▶ [Selected extract]

++++++++

3. The problem with tight publishing deadlines is that if a quote doesn’t arrive in time, you can either put it in afterward as an updated statement, or it gets left out. So on the heels of the report that Visum Development Group is upstate New York’s fastest growing company in terms of revenue (Inc.com’s guidelines were three-year period 2014-16 and at least $100,000 in revenue to start), I wanted to share this for those who might have missed the article update. The statement comes courtesy of Todd Fox, who was asked for comment and responded the following day.

“I would love to acknowledge the Visum team because without them I would never be able to accomplish what I am doing. I’m blessed to have the most passionate and talented people I have ever met. Chris Petrillose is my longest running team member and is the backbone of operations. I also want to acknowledge Patrick Braga, Matt Tallarico, Marissa Vivenzio, and Piotr Nowakowski. They are all rock stars and deserve so much of the credit for our success!

We are currently looking to expand into several new markets, which are as far south as Sarasota Florida and as far west as Boise Idaho. For the Ithaca market, we are essentially hitting the breaks on student housing for Cornell, as we beginning to experience some softening in the market. Our new focus is on for-sale condos and moderate-affordable rentals. We actually have multiple properties under contract and plan to bring about 1,000 to 2,000 new beds online over the next several years.”

++++++++

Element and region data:
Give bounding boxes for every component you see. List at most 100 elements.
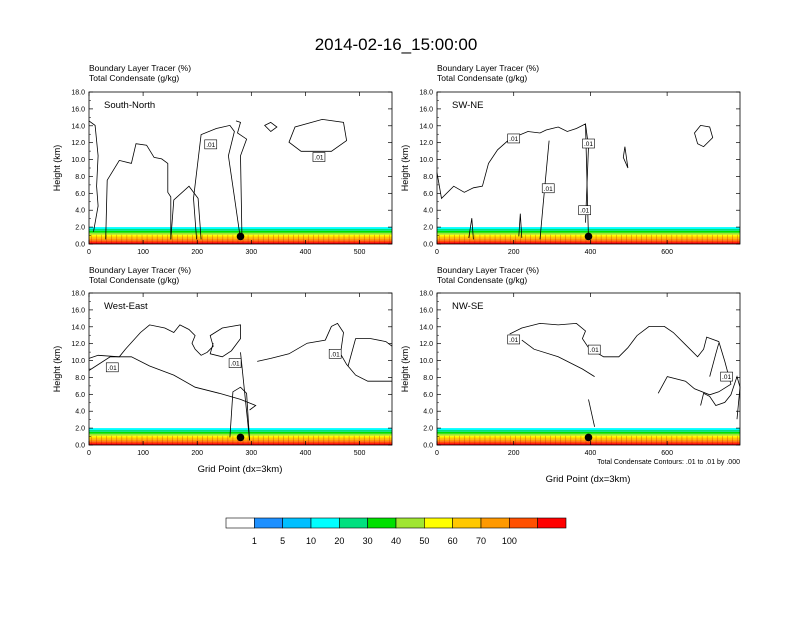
- condensate-contour: [288, 118, 348, 152]
- x-tick-label: 500: [354, 450, 366, 457]
- condensate-contour: [105, 143, 172, 240]
- condensate-contour: [170, 185, 202, 240]
- contour-label-box: [582, 138, 595, 149]
- y-tick-label: 16.0: [71, 307, 85, 314]
- y-tick-label: 0.0: [75, 242, 85, 249]
- panel-label-tracer: Boundary Layer Tracer (%): [437, 63, 539, 73]
- y-tick-label: 6.0: [75, 392, 85, 399]
- colorbar: 1 5 10 20 30 40 50 60 70 100: [225, 517, 567, 546]
- y-axis-label: Height (km): [400, 346, 410, 393]
- y-tick-label: 4.0: [423, 208, 433, 215]
- contour-label-box: [541, 183, 555, 194]
- condensate-contour: [257, 322, 392, 382]
- condensate-contour: [88, 324, 241, 359]
- panel-title: NW-SE: [452, 301, 484, 312]
- panel-label-condensate: Total Condensate (g/kg): [89, 275, 179, 285]
- location-marker: [584, 232, 593, 241]
- colorbar-label: 60: [448, 536, 458, 546]
- x-tick-label: 100: [137, 249, 149, 256]
- colorbar-label: 30: [363, 536, 373, 546]
- condensate-contour: [521, 339, 595, 377]
- plot-frame: [88, 292, 393, 446]
- colorbar-segment: [282, 517, 312, 529]
- y-tick-label: 4.0: [75, 208, 85, 215]
- boundary-layer-band: [437, 242, 740, 244]
- y-axis-label: Height (km): [52, 145, 62, 192]
- condensate-contour: [264, 121, 278, 133]
- contour-label-box: [204, 139, 218, 150]
- contour-label-box: [587, 344, 601, 355]
- contour-note: Total Condensate Contours: .01 to .01 by…: [597, 459, 740, 466]
- panel-label-tracer: Boundary Layer Tracer (%): [437, 265, 539, 275]
- y-tick-label: 16.0: [71, 106, 85, 113]
- colorbar-segment: [452, 517, 482, 529]
- y-tick-label: 0.0: [423, 443, 433, 450]
- contour-label: .01: [584, 141, 593, 148]
- y-tick-label: 8.0: [423, 375, 433, 382]
- x-tick-label: 400: [300, 450, 312, 457]
- colorbar-segment: [254, 517, 283, 529]
- panel-west-east: Boundary Layer Tracer (%) Total Condensa…: [52, 265, 393, 475]
- condensate-contour: [518, 213, 523, 238]
- y-tick-label: 16.0: [419, 106, 433, 113]
- boundary-layer-band: [437, 240, 740, 243]
- boundary-layer-band: [437, 441, 740, 444]
- panel-south-north: Boundary Layer Tracer (%) Total Condensa…: [52, 63, 393, 256]
- y-tick-label: 18.0: [419, 90, 433, 97]
- colorbar-segment: [509, 517, 538, 529]
- x-tick-label: 0: [435, 249, 439, 256]
- panel-label-condensate: Total Condensate (g/kg): [89, 73, 179, 83]
- boundary-layer-band: [89, 443, 392, 445]
- boundary-layer-band: [437, 443, 740, 445]
- condensate-contour: [235, 120, 248, 240]
- condensate-contour: [347, 338, 393, 367]
- contour-label: .01: [331, 351, 340, 358]
- contour-label: .01: [722, 374, 731, 381]
- y-tick-label: 8.0: [75, 174, 85, 181]
- y-tick-label: 18.0: [71, 291, 85, 298]
- x-tick-label: 200: [508, 450, 520, 457]
- colorbar-segment: [367, 517, 397, 529]
- y-tick-label: 12.0: [419, 140, 433, 147]
- y-tick-label: 6.0: [423, 191, 433, 198]
- contour-label-box: [105, 362, 119, 373]
- y-tick-label: 8.0: [75, 375, 85, 382]
- y-tick-label: 14.0: [71, 123, 85, 130]
- plot-frame: [436, 91, 741, 245]
- x-tick-label: 200: [191, 249, 203, 256]
- y-tick-label: 0.0: [75, 443, 85, 450]
- boundary-layer-band: [89, 230, 392, 233]
- condensate-contour: [88, 356, 257, 411]
- colorbar-label: 50: [419, 536, 429, 546]
- y-tick-label: 18.0: [71, 90, 85, 97]
- panel-label-tracer: Boundary Layer Tracer (%): [89, 265, 191, 275]
- y-tick-label: 12.0: [71, 341, 85, 348]
- y-tick-label: 6.0: [75, 191, 85, 198]
- condensate-contour: [88, 120, 99, 232]
- panel-title: SW-NE: [452, 100, 484, 111]
- boundary-layer-band: [89, 240, 392, 243]
- y-tick-label: 10.0: [419, 157, 433, 164]
- x-tick-label: 100: [137, 450, 149, 457]
- colorbar-segment: [480, 517, 510, 529]
- panel-label-condensate: Total Condensate (g/kg): [437, 275, 527, 285]
- plot-area: .01 .01 .01 .01 0.0 2.0 4.0 6.0 8.0 10.0 12.0 14.0 1…: [419, 90, 741, 256]
- contour-label-box: [720, 371, 733, 382]
- y-tick-label: 2.0: [75, 426, 85, 433]
- colorbar-label: 40: [391, 536, 401, 546]
- figure-title: 2014-02-16_15:00:00: [315, 35, 478, 54]
- colorbar-segment: [395, 517, 425, 529]
- colorbar-segment: [339, 517, 368, 529]
- contour-label: .01: [509, 136, 518, 143]
- contour-label-box: [312, 152, 326, 162]
- contour-label: .01: [314, 155, 323, 162]
- x-tick-label: 400: [300, 249, 312, 256]
- boundary-layer-band: [437, 428, 740, 430]
- colorbar-segment: [537, 517, 567, 529]
- condensate-contour: [193, 124, 241, 240]
- y-tick-label: 18.0: [419, 291, 433, 298]
- x-tick-label: 300: [245, 450, 257, 457]
- x-tick-label: 200: [508, 249, 520, 256]
- colorbar-segment: [310, 517, 340, 529]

++++++++

▶ [Requirements]
Reproduce the full passage about Visum Development Group, word for word.

▶ [Answer to the exercise]
3. The problem with tight publishing deadlines is that if a quote doesn’t arrive in time, you can either put it in afterward as an updated statement, or it gets left out. So on the heels of the report that Visum Development Group is upstate New York’s fastest growing company in terms of revenue (Inc.com’s guidelines were three-year period 2014-16 and at least $100,000 in revenue to start), I wanted to share this for those who might have missed the article update. The statement comes courtesy of Todd Fox, who was asked for comment and responded the following day.

“I would love to acknowledge the Visum team because without them I would never be able to accomplish what I am doing. I’m blessed to have the most passionate and talented people I have ever met. Chris Petrillose is my longest running team member and is the backbone of operations. I also want to acknowledge Patrick Braga, Matt Tallarico, Marissa Vivenzio, and Piotr Nowakowski. They are all rock stars and deserve so much of the credit for our success!

We are currently looking to expand into several new markets, which are as far south as Sarasota Florida and as far west as Boise Idaho. For the Ithaca market, we are essentially hitting the breaks on student housing for Cornell, as we beginning to experience some softening in the market. Our new focus is on for-sale condos and moderate-affordable rentals. We actually have multiple properties under contract and plan to bring about 1,000 to 2,000 new beds online over the next several years.”